## AIM OF THE EXERCISE:
Quote each record exactly, please, leaving none out.

## DATA SUPPLIED:
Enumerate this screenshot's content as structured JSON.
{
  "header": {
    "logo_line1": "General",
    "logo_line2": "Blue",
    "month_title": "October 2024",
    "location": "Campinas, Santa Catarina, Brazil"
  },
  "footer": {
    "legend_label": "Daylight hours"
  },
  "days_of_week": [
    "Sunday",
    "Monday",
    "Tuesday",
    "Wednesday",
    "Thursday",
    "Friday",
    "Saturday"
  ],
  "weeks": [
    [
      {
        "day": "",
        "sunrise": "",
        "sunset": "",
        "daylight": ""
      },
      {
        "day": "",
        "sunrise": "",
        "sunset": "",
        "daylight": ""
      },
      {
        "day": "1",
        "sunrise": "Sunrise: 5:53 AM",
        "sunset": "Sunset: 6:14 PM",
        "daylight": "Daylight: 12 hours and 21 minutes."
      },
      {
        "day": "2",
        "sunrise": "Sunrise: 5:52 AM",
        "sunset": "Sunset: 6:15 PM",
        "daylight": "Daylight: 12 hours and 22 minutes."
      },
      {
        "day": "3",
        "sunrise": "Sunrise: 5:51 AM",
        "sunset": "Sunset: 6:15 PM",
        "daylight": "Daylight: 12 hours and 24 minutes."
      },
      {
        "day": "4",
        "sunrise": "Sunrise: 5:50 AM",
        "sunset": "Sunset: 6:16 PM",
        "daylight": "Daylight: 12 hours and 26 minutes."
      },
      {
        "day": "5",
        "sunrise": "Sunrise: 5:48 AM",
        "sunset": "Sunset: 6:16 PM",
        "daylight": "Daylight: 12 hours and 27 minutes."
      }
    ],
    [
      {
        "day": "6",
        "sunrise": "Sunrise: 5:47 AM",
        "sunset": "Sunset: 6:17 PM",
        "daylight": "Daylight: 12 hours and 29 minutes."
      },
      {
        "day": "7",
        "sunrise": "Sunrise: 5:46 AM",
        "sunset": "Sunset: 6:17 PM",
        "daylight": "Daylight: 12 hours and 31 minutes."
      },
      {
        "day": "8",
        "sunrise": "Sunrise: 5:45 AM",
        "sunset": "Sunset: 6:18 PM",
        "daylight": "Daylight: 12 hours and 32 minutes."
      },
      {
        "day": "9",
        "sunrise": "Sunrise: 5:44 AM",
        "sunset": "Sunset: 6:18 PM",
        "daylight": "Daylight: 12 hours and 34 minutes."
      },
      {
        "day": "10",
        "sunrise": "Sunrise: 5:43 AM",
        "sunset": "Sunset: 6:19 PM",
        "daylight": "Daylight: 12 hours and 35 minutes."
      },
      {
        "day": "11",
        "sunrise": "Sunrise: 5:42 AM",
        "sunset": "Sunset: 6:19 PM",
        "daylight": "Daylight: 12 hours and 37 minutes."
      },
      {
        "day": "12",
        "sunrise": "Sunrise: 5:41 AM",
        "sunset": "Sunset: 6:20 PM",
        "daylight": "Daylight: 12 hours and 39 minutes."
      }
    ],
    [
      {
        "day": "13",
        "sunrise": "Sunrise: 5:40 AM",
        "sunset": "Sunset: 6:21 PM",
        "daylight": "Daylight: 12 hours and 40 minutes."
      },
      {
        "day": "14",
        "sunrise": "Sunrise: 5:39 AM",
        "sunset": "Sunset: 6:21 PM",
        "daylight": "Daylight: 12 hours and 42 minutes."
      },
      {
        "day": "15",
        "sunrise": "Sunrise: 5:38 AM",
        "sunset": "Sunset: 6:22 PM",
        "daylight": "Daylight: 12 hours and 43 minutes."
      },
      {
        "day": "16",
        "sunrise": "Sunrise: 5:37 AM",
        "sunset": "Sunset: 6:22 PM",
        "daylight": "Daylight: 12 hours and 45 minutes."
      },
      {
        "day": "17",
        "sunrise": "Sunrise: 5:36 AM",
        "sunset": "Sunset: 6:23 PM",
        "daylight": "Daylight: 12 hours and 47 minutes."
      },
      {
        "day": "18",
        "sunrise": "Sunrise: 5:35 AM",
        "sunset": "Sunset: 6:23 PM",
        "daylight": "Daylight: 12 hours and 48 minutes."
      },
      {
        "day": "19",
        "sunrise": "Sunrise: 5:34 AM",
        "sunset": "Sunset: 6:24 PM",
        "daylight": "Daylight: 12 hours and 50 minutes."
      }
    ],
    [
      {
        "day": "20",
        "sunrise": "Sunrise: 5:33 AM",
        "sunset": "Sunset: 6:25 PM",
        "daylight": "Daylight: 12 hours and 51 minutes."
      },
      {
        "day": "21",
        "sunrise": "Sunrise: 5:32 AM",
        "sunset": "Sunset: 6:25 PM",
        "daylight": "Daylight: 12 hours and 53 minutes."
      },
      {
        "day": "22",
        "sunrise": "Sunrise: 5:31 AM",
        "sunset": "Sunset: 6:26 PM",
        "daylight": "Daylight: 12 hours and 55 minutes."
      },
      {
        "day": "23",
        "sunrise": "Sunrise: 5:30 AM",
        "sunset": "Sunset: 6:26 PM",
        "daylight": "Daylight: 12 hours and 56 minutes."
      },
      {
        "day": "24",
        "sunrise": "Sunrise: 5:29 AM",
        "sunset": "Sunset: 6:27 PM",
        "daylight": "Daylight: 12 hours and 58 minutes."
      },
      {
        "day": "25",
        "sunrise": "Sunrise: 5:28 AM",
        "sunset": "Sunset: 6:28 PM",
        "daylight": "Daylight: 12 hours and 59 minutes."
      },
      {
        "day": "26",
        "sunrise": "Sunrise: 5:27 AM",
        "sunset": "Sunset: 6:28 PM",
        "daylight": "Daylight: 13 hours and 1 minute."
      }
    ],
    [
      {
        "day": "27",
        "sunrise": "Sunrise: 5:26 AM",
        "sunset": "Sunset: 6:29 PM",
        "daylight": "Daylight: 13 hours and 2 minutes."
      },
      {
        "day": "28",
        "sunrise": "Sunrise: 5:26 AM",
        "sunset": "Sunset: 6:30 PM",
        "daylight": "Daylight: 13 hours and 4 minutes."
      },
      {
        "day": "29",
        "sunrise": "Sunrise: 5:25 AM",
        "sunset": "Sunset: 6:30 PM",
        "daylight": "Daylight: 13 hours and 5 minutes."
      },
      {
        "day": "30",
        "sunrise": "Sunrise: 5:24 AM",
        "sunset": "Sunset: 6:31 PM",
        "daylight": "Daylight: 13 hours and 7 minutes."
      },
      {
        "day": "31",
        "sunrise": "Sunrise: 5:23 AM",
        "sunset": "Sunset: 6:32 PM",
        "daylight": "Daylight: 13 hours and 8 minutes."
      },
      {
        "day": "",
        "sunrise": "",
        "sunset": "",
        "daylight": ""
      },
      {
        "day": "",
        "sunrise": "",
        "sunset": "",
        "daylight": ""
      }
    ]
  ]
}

## CORRECT RESULT:
Enumerate this screenshot's content as structured JSON.
{
  "header": {
    "logo_line1": "General",
    "logo_line2": "Blue",
    "month_title": "October 2024",
    "location": "Campinas, Santa Catarina, Brazil"
  },
  "footer": {
    "legend_label": "Daylight hours"
  },
  "days_of_week": [
    "Sunday",
    "Monday",
    "Tuesday",
    "Wednesday",
    "Thursday",
    "Friday",
    "Saturday"
  ],
  "weeks": [
    [
      {
        "day": "",
        "sunrise": "",
        "sunset": "",
        "daylight": ""
      },
      {
        "day": "",
        "sunrise": "",
        "sunset": "",
        "daylight": ""
      },
      {
        "day": "1",
        "sunrise": "Sunrise: 5:53 AM",
        "sunset": "Sunset: 6:14 PM",
        "daylight": "Daylight: 12 hours and 21 minutes."
      },
      {
        "day": "2",
        "sunrise": "Sunrise: 5:52 AM",
        "sunset": "Sunset: 6:15 PM",
        "daylight": "Daylight: 12 hours and 22 minutes."
      },
      {
        "day": "3",
        "sunrise": "Sunrise: 5:51 AM",
        "sunset": "Sunset: 6:15 PM",
        "daylight": "Daylight: 12 hours and 24 minutes."
      },
      {
        "day": "4",
        "sunrise": "Sunrise: 5:50 AM",
        "sunset": "Sunset: 6:16 PM",
        "daylight": "Daylight: 12 hours and 26 minutes."
      },
      {
        "day": "5",
        "sunrise": "Sunrise: 5:48 AM",
        "sunset": "Sunset: 6:16 PM",
        "daylight": "Daylight: 12 hours and 27 minutes."
      }
    ],
    [
      {
        "day": "6",
        "sunrise": "Sunrise: 5:47 AM",
        "sunset": "Sunset: 6:17 PM",
        "daylight": "Daylight: 12 hours and 29 minutes."
      },
      {
        "day": "7",
        "sunrise": "Sunrise: 5:46 AM",
        "sunset": "Sunset: 6:17 PM",
        "daylight": "Daylight: 12 hours and 31 minutes."
      },
      {
        "day": "8",
        "sunrise": "Sunrise: 5:45 AM",
        "sunset": "Sunset: 6:18 PM",
        "daylight": "Daylight: 12 hours and 32 minutes."
      },
      {
        "day": "9",
        "sunrise": "Sunrise: 5:44 AM",
        "sunset": "Sunset: 6:18 PM",
        "daylight": "Daylight: 12 hours and 34 minutes."
      },
      {
        "day": "10",
        "sunrise": "Sunrise: 5:43 AM",
        "sunset": "Sunset: 6:19 PM",
        "daylight": "Daylight: 12 hours and 35 minutes."
      },
      {
        "day": "11",
        "sunrise": "Sunrise: 5:42 AM",
        "sunset": "Sunset: 6:19 PM",
        "daylight": "Daylight: 12 hours and 37 minutes."
      },
      {
        "day": "12",
        "sunrise": "Sunrise: 5:41 AM",
        "sunset": "Sunset: 6:20 PM",
        "daylight": "Daylight: 12 hours and 39 minutes."
      }
    ],
    [
      {
        "day": "13",
        "sunrise": "Sunrise: 5:40 AM",
        "sunset": "Sunset: 6:21 PM",
        "daylight": "Daylight: 12 hours and 40 minutes."
      },
      {
        "day": "14",
        "sunrise": "Sunrise: 5:39 AM",
        "sunset": "Sunset: 6:21 PM",
        "daylight": "Daylight: 12 hours and 42 minutes."
      },
      {
        "day": "15",
        "sunrise": "Sunrise: 5:38 AM",
        "sunset": "Sunset: 6:22 PM",
        "daylight": "Daylight: 12 hours and 43 minutes."
      },
      {
        "day": "16",
        "sunrise": "Sunrise: 5:37 AM",
        "sunset": "Sunset: 6:22 PM",
        "daylight": "Daylight: 12 hours and 45 minutes."
      },
      {
        "day": "17",
        "sunrise": "Sunrise: 5:36 AM",
        "sunset": "Sunset: 6:23 PM",
        "daylight": "Daylight: 12 hours and 47 minutes."
      },
      {
        "day": "18",
        "sunrise": "Sunrise: 5:35 AM",
        "sunset": "Sunset: 6:23 PM",
        "daylight": "Daylight: 12 hours and 48 minutes."
      },
      {
        "day": "19",
        "sunrise": "Sunrise: 5:34 AM",
        "sunset": "Sunset: 6:24 PM",
        "daylight": "Daylight: 12 hours and 50 minutes."
      }
    ],
    [
      {
        "day": "20",
        "sunrise": "Sunrise: 5:33 AM",
        "sunset": "Sunset: 6:25 PM",
        "daylight": "Daylight: 12 hours and 51 minutes."
      },
      {
        "day": "21",
        "sunrise": "Sunrise: 5:32 AM",
        "sunset": "Sunset: 6:25 PM",
        "daylight": "Daylight: 12 hours and 53 minutes."
      },
      {
        "day": "22",
        "sunrise": "Sunrise: 5:31 AM",
        "sunset": "Sunset: 6:26 PM",
        "daylight": "Daylight: 12 hours and 55 minutes."
      },
      {
        "day": "23",
        "sunrise": "Sunrise: 5:30 AM",
        "sunset": "Sunset: 6:26 PM",
        "daylight": "Daylight: 12 hours and 56 minutes."
      },
      {
        "day": "24",
        "sunrise": "Sunrise: 5:29 AM",
        "sunset": "Sunset: 6:27 PM",
        "daylight": "Daylight: 12 hours and 58 minutes."
      },
      {
        "day": "25",
        "sunrise": "Sunrise: 5:28 AM",
        "sunset": "Sunset: 6:28 PM",
        "daylight": "Daylight: 12 hours and 59 minutes."
      },
      {
        "day": "26",
        "sunrise": "Sunrise: 5:27 AM",
        "sunset": "Sunset: 6:28 PM",
        "daylight": "Daylight: 13 hours and 1 minute."
      }
    ],
    [
      {
        "day": "27",
        "sunrise": "Sunrise: 5:26 AM",
        "sunset": "Sunset: 6:29 PM",
        "daylight": "Daylight: 13 hours and 2 minutes."
      },
      {
        "day": "28",
        "sunrise": "Sunrise: 5:26 AM",
        "sunset": "Sunset: 6:30 PM",
        "daylight": "Daylight: 13 hours and 4 minutes."
      },
      {
        "day": "29",
        "sunrise": "Sunrise: 5:25 AM",
        "sunset": "Sunset: 6:30 PM",
        "daylight": "Daylight: 13 hours and 5 minutes."
      },
      {
        "day": "30",
        "sunrise": "Sunrise: 5:24 AM",
        "sunset": "Sunset: 6:31 PM",
        "daylight": "Daylight: 13 hours and 7 minutes."
      },
      {
        "day": "31",
        "sunrise": "Sunrise: 5:23 AM",
        "sunset": "Sunset: 6:32 PM",
        "daylight": "Daylight: 13 hours and 8 minutes."
      },
      {
        "day": "",
        "sunrise": "",
        "sunset": "",
        "daylight": ""
      },
      {
        "day": "",
        "sunrise": "",
        "sunset": "",
        "daylight": ""
      }
    ]
  ]
}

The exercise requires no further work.